* [Given request]: Find every line containing the word "Алания" in the records below; report only how many there are.

* [Material provided]:
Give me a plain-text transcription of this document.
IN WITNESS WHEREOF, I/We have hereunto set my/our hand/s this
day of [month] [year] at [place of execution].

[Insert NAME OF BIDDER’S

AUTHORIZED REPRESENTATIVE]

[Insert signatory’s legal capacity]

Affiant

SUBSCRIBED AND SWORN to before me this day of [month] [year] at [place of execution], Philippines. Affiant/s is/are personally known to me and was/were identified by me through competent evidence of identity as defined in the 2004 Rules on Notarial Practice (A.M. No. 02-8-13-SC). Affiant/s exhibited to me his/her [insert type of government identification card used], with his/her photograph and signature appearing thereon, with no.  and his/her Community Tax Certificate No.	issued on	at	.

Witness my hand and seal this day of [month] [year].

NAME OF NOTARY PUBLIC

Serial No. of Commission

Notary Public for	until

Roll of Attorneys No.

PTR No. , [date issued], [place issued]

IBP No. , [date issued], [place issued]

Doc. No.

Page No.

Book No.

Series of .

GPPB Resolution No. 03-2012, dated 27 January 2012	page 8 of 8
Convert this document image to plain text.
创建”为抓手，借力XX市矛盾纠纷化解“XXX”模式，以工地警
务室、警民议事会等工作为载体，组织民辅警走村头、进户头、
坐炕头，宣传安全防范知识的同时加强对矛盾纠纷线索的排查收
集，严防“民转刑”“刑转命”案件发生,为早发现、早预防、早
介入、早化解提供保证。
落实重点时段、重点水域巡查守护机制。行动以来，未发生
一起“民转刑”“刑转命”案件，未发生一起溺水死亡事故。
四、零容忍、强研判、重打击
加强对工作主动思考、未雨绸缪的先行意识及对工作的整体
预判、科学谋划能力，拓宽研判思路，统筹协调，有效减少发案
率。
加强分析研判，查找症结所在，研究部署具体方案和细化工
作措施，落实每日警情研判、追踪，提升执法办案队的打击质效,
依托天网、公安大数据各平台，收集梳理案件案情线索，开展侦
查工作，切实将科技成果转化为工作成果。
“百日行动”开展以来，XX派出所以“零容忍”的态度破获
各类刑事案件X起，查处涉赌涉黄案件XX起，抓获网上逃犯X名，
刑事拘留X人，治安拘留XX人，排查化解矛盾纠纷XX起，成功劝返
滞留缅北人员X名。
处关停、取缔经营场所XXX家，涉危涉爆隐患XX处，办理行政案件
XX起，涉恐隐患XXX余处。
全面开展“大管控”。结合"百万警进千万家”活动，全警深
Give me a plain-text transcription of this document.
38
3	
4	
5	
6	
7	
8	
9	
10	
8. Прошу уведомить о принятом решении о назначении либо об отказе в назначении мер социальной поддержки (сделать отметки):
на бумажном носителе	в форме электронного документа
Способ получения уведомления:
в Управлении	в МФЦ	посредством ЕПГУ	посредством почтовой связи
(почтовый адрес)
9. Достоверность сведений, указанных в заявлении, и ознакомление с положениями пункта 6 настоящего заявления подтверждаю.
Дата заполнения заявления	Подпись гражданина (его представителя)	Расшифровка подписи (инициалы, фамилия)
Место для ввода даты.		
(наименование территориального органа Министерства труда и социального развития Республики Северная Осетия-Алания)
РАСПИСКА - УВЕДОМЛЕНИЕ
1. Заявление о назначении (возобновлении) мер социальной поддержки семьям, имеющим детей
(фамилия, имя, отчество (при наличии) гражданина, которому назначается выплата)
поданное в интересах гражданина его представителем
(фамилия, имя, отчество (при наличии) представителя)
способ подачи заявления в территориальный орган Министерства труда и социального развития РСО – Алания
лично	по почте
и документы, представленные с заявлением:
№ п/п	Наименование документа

* [Result]: 2